■ WHAT YOU SHOULD DO: Copy the rows from the line with "y-tick-label: 12 (53, 223, 70, 238)" to the line with "x-tick-label: 音乐 (673, 647, 702, 663)", changing "interactable" to "clickable" and leaving everything else as it is.

============================================================

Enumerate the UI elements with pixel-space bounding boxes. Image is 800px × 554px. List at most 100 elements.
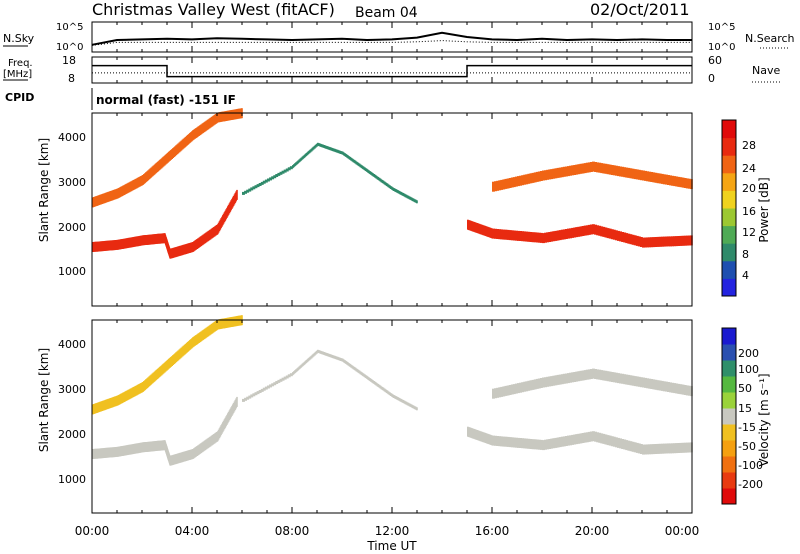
- velocity-cell: [96, 448, 98, 459]
- power-cell: [548, 169, 552, 180]
- power-cell: [305, 153, 308, 156]
- velocity-cell: [646, 378, 650, 389]
- velocity-colorbar-label: Velocity [m s⁻¹]: [757, 373, 771, 466]
- velocity-cell: [184, 451, 187, 462]
- velocity-cell: [188, 340, 191, 351]
- velocity-cell: [633, 376, 637, 387]
- velocity-cell: [129, 388, 132, 399]
- xtick-2000: 20:00: [575, 524, 610, 538]
- power-cell: [379, 178, 382, 182]
- velocity-cell: [143, 381, 145, 392]
- power-cell: [312, 146, 315, 150]
- power-cell: [214, 225, 217, 236]
- power-cell: [664, 174, 668, 185]
- velocity-cell: [397, 397, 399, 401]
- power-cell: [316, 143, 318, 147]
- power-cell: [646, 237, 650, 248]
- power-cell: [376, 176, 379, 180]
- velocity-cell: [506, 436, 510, 447]
- power-cell: [183, 137, 186, 148]
- vel-cbar-tick-15: 15: [738, 402, 752, 415]
- power-cell: [353, 159, 356, 163]
- velocity-cell: [478, 430, 481, 441]
- velocity-cell: [150, 441, 153, 452]
- power-cell: [141, 235, 143, 246]
- power-cell: [492, 181, 495, 192]
- velocity-cell: [619, 373, 622, 384]
- velocity-cell: [504, 436, 508, 447]
- velocity-cell: [400, 398, 403, 402]
- velocity-colorbar-swatch-5: [722, 408, 736, 425]
- power-cell: [339, 151, 342, 154]
- velocity-cell: [652, 379, 656, 390]
- power-cell: [556, 167, 560, 178]
- power-cell: [170, 149, 172, 160]
- power-cell: [120, 186, 122, 197]
- velocity-cell: [550, 438, 554, 449]
- power-cell: [571, 227, 575, 238]
- power-cell: [177, 246, 179, 257]
- power-cell: [256, 184, 260, 188]
- power-cell: [222, 111, 224, 122]
- velocity-cell: [629, 375, 633, 386]
- power-cell: [97, 195, 99, 206]
- velocity-cell: [98, 402, 101, 413]
- velocity-cell: [350, 364, 353, 368]
- power-cell: [644, 170, 647, 181]
- xtick-2400: 00:00: [665, 524, 700, 538]
- power-cell: [337, 150, 340, 154]
- velocity-cell: [667, 443, 670, 454]
- velocity-cell: [130, 444, 133, 455]
- velocity-colorbar-swatch-1: [722, 472, 736, 489]
- velocity-cell: [385, 390, 388, 393]
- vel-cbar-tick-m200: -200: [738, 478, 763, 491]
- power-cell: [406, 195, 409, 199]
- velocity-cell: [662, 443, 666, 454]
- beam-label: Beam 04: [355, 5, 418, 21]
- power-cell: [146, 234, 149, 245]
- power-colorbar-swatch-8: [722, 137, 736, 156]
- power-cell: [589, 162, 593, 172]
- velocity-cell: [202, 329, 205, 340]
- velocity-cell: [193, 448, 195, 459]
- velocity-cell: [155, 441, 157, 451]
- power-cell: [218, 112, 220, 123]
- velocity-cell: [183, 344, 186, 355]
- velocity-cell: [116, 395, 118, 406]
- power-cell: [254, 185, 258, 189]
- power-cell: [307, 151, 310, 155]
- velocity-cell: [573, 434, 577, 445]
- velocity-cell: [477, 430, 480, 441]
- power-cell: [232, 109, 235, 120]
- power-cell: [112, 240, 115, 251]
- velocity-cell: [627, 440, 631, 451]
- velocity-cell: [527, 438, 531, 449]
- velocity-cell: [185, 342, 188, 353]
- velocity-cell: [150, 374, 153, 385]
- power-cell: [329, 147, 332, 151]
- power-cell: [122, 238, 124, 249]
- power-cell: [185, 135, 188, 146]
- power-cell: [145, 172, 147, 183]
- velocity-cell: [218, 319, 220, 330]
- velocity-cell: [201, 330, 204, 341]
- velocity-cell: [494, 435, 497, 446]
- power-cell: [671, 236, 675, 247]
- power-cell: [194, 128, 196, 139]
- power-cell: [525, 174, 529, 185]
- power-cell: [95, 241, 97, 252]
- power-cell: [556, 230, 560, 241]
- power-cell: [542, 233, 545, 244]
- power-cell: [209, 229, 212, 240]
- power-cell: [178, 245, 181, 256]
- power-cell: [171, 149, 173, 159]
- power-cell: [168, 151, 170, 162]
- velocity-cell: [122, 392, 124, 403]
- velocity-cell: [560, 374, 564, 385]
- velocity-cell: [575, 371, 579, 382]
- velocity-cell: [114, 447, 117, 457]
- velocity-cell: [376, 383, 379, 387]
- power-cell: [93, 197, 95, 207]
- power-cell: [162, 156, 165, 167]
- power-cell: [164, 154, 167, 165]
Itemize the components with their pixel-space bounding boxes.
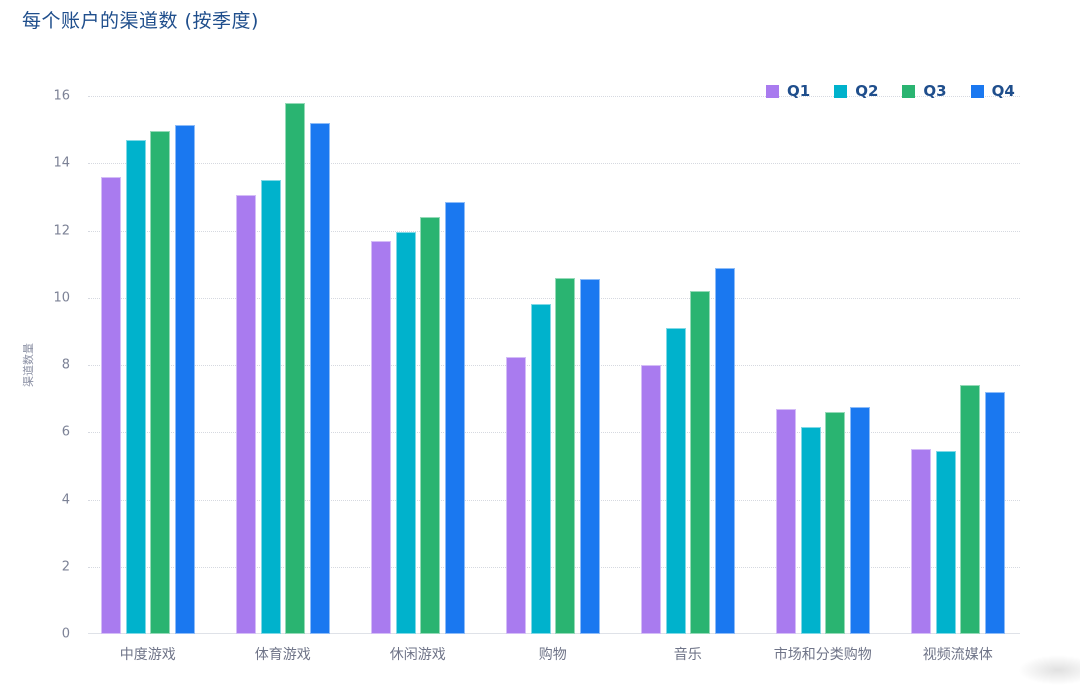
y-tick-label: 12 (53, 223, 70, 238)
bar-q2[interactable] (935, 450, 956, 634)
bar-q1[interactable] (776, 408, 796, 634)
corner-shadow (1018, 655, 1080, 685)
y-tick-label: 8 (61, 357, 70, 373)
y-tick-label: 0 (61, 626, 70, 642)
bar-q3[interactable] (420, 217, 440, 634)
bar-q2[interactable] (260, 180, 281, 634)
gridline (88, 297, 1020, 299)
bar-q2[interactable] (395, 232, 416, 634)
x-axis-line (88, 633, 1020, 634)
x-tick-label: 音乐 (673, 647, 702, 663)
legend-item-q2[interactable]: Q2 (834, 82, 878, 100)
chart-title: 每个账户的渠道数 (按季度) (22, 10, 259, 32)
gridline (88, 566, 1020, 568)
legend-item-q3[interactable]: Q3 (902, 82, 947, 100)
x-tick-label: 购物 (538, 647, 567, 663)
x-tick-label: 休闲游戏 (389, 647, 446, 663)
bar-q2[interactable] (125, 139, 146, 634)
bar-q1[interactable] (236, 195, 256, 634)
plot-area (88, 96, 1020, 634)
legend-swatch-icon (766, 84, 779, 98)
legend-label: Q1 (787, 82, 811, 100)
legend-label: Q3 (923, 82, 947, 100)
legend-swatch-icon (902, 84, 916, 98)
legend-item-q1[interactable]: Q1 (766, 82, 810, 100)
bar-q2[interactable] (800, 427, 821, 634)
x-tick-label: 中度游戏 (119, 647, 176, 663)
legend-swatch-icon (834, 84, 848, 98)
bar-q1[interactable] (101, 176, 121, 634)
bar-q4[interactable] (174, 124, 195, 634)
y-tick-label: 4 (61, 492, 70, 507)
bar-q3[interactable] (285, 102, 305, 634)
y-tick-label: 2 (61, 559, 70, 575)
gridline (88, 365, 1020, 366)
gridline (88, 96, 1020, 97)
x-tick-label: 视频流媒体 (922, 647, 993, 663)
legend: Q1 Q2 Q3 Q4 (766, 82, 1039, 100)
bar-q2[interactable] (530, 304, 551, 634)
gridline (88, 230, 1020, 232)
y-tick-label: 10 (53, 290, 70, 306)
x-tick-label: 市场和分类购物 (773, 647, 872, 663)
y-tick-label: 14 (53, 155, 70, 171)
gridline (88, 499, 1020, 501)
gridline (88, 432, 1020, 434)
bar-q4[interactable] (579, 279, 600, 634)
bar-q4[interactable] (984, 391, 1005, 634)
gridline (88, 163, 1020, 165)
bar-q1[interactable] (371, 240, 391, 634)
bar-q4[interactable] (444, 201, 465, 634)
bar-q2[interactable] (665, 328, 686, 634)
legend-label: Q2 (855, 82, 879, 100)
y-tick-label: 6 (61, 424, 70, 440)
bar-q1[interactable] (506, 356, 526, 634)
bar-q3[interactable] (690, 291, 710, 634)
legend-swatch-icon (970, 84, 984, 98)
bar-q4[interactable] (849, 407, 870, 634)
bar-q1[interactable] (641, 365, 661, 634)
bar-q3[interactable] (555, 277, 575, 634)
bar-q1[interactable] (911, 449, 931, 634)
legend-label: Q4 (991, 82, 1015, 100)
x-tick-label: 体育游戏 (254, 647, 311, 663)
bar-q3[interactable] (150, 131, 170, 634)
y-tick-label: 16 (53, 88, 70, 104)
bar-q4[interactable] (309, 122, 330, 634)
bar-q3[interactable] (825, 412, 845, 634)
bar-q3[interactable] (960, 385, 980, 634)
legend-item-q4[interactable]: Q4 (970, 82, 1015, 100)
bar-q4[interactable] (714, 267, 735, 634)
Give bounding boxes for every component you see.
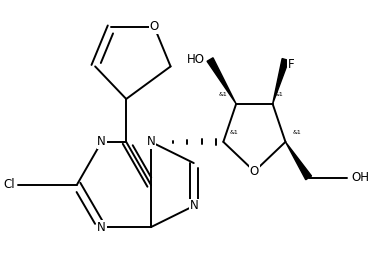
Text: &1: &1 [219,92,228,97]
Text: N: N [189,200,198,213]
Text: N: N [147,135,155,148]
Text: N: N [97,221,106,234]
Text: &1: &1 [275,92,283,97]
Polygon shape [273,59,289,104]
Text: &1: &1 [230,130,239,135]
Text: HO: HO [187,53,205,66]
Polygon shape [285,142,312,180]
Text: OH: OH [352,171,370,184]
Text: N: N [97,135,106,148]
Text: F: F [288,58,295,71]
Text: Cl: Cl [4,178,15,191]
Text: O: O [250,165,259,178]
Text: O: O [150,21,159,34]
Text: &1: &1 [292,130,301,135]
Polygon shape [207,58,236,104]
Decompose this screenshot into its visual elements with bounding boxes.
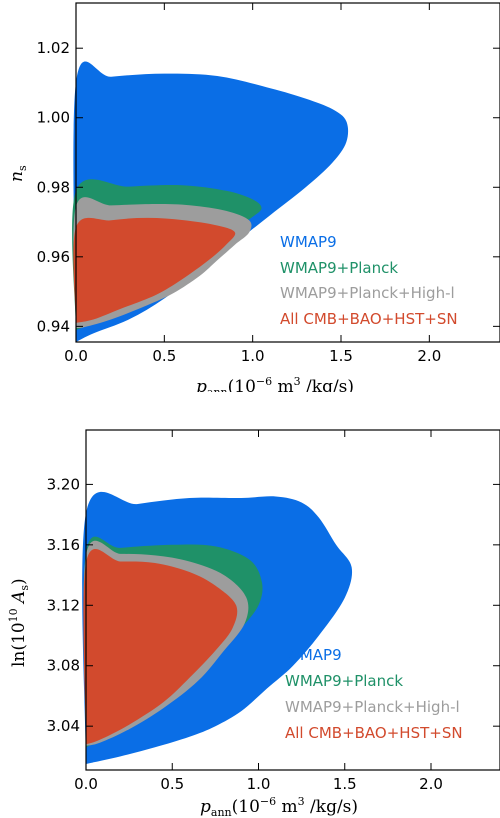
legend-entry-allcmb: All CMB+BAO+HST+SN (285, 724, 463, 742)
y-tick-label: 3.12 (47, 596, 80, 614)
y-axis-label: ns (7, 165, 29, 182)
y-tick-label: 3.16 (47, 536, 80, 554)
x-axis-label: pann(10−6 m3 /kg/s) (200, 795, 358, 818)
y-tick-label: 3.08 (47, 657, 80, 675)
y-axis-label: ln(1010 As) (7, 578, 31, 667)
regions-layer (72, 61, 349, 342)
region-all-cmb-bao-hst-sn (73, 217, 236, 323)
plot-frame (85, 429, 500, 771)
y-tick-label: 1.02 (37, 39, 70, 57)
legend-entry-wmap9-planck-highl: WMAP9+Planck+High-l (280, 284, 455, 302)
y-tick-label: 0.96 (37, 248, 70, 266)
y-tick-label: 3.04 (47, 717, 80, 735)
chart-top: 0.0 0.5 1.0 1.5 2.0 0.94 0.96 0.98 1.00 1.02 WMAP… (7, 2, 500, 392)
legend: WMAP9 WMAP9+Planck WMAP9+Planck+High-l A… (280, 233, 458, 328)
ticks-layer: 0.0 0.5 1.0 1.5 2.0 3.04 3.08 3.12 3.16 3.20 (47, 430, 500, 793)
y-tick-label: 3.20 (47, 475, 80, 493)
x-tick-label: 0.5 (152, 347, 176, 365)
x-tick-label: 1.0 (241, 347, 265, 365)
x-tick-label: 0.0 (74, 775, 98, 793)
x-tick-label: 0.5 (160, 775, 184, 793)
legend-entry-wmap9: WMAP9 (285, 646, 342, 664)
legend-entry-wmap9-planck: WMAP9+Planck (285, 672, 403, 690)
x-tick-label: 2.0 (417, 347, 441, 365)
legend-entry-allcmb: All CMB+BAO+HST+SN (280, 310, 458, 328)
y-tick-label: 0.98 (37, 178, 70, 196)
y-tick-label: 0.94 (37, 317, 70, 335)
ticks-layer: 0.0 0.5 1.0 1.5 2.0 0.94 0.96 0.98 1.00 1.02 (37, 3, 500, 365)
legend: WMAP9 WMAP9+Planck WMAP9+Planck+High-l A… (285, 646, 463, 742)
legend-entry-wmap9-planck-highl: WMAP9+Planck+High-l (285, 698, 460, 716)
chart-bottom: 0.0 0.5 1.0 1.5 2.0 3.04 3.08 3.12 3.16 3.20 WMAP… (7, 429, 500, 818)
region-all-cmb-bao-hst-sn (83, 549, 238, 745)
x-axis-label: pann(10−6 m3 /kg/s) (196, 375, 354, 392)
x-tick-label: 1.0 (247, 775, 271, 793)
legend-entry-wmap9-planck: WMAP9+Planck (280, 259, 398, 277)
legend-entry-wmap9: WMAP9 (280, 233, 337, 251)
x-tick-label: 0.0 (64, 347, 88, 365)
plot-frame (75, 2, 500, 343)
x-tick-label: 1.5 (333, 775, 357, 793)
y-tick-label: 1.00 (37, 109, 70, 127)
x-tick-label: 2.0 (419, 775, 443, 793)
regions-layer (82, 491, 353, 764)
x-tick-label: 1.5 (329, 347, 353, 365)
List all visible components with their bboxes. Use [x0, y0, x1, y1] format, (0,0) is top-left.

============================================================

■ THE RESPONSE:
y-tick-label: 12 (53, 223, 70, 238)
bar-q2[clickable] (935, 450, 956, 634)
bar-q1[clickable] (776, 408, 796, 634)
corner-shadow (1018, 655, 1080, 685)
y-tick-label: 8 (61, 357, 70, 373)
y-tick-label: 0 (61, 626, 70, 642)
bar-q3[clickable] (420, 217, 440, 634)
bar-q2[clickable] (260, 180, 281, 634)
gridline (88, 297, 1020, 299)
bar-q2[clickable] (395, 232, 416, 634)
x-axis-line (88, 633, 1020, 634)
x-tick-label: 音乐 (673, 647, 702, 663)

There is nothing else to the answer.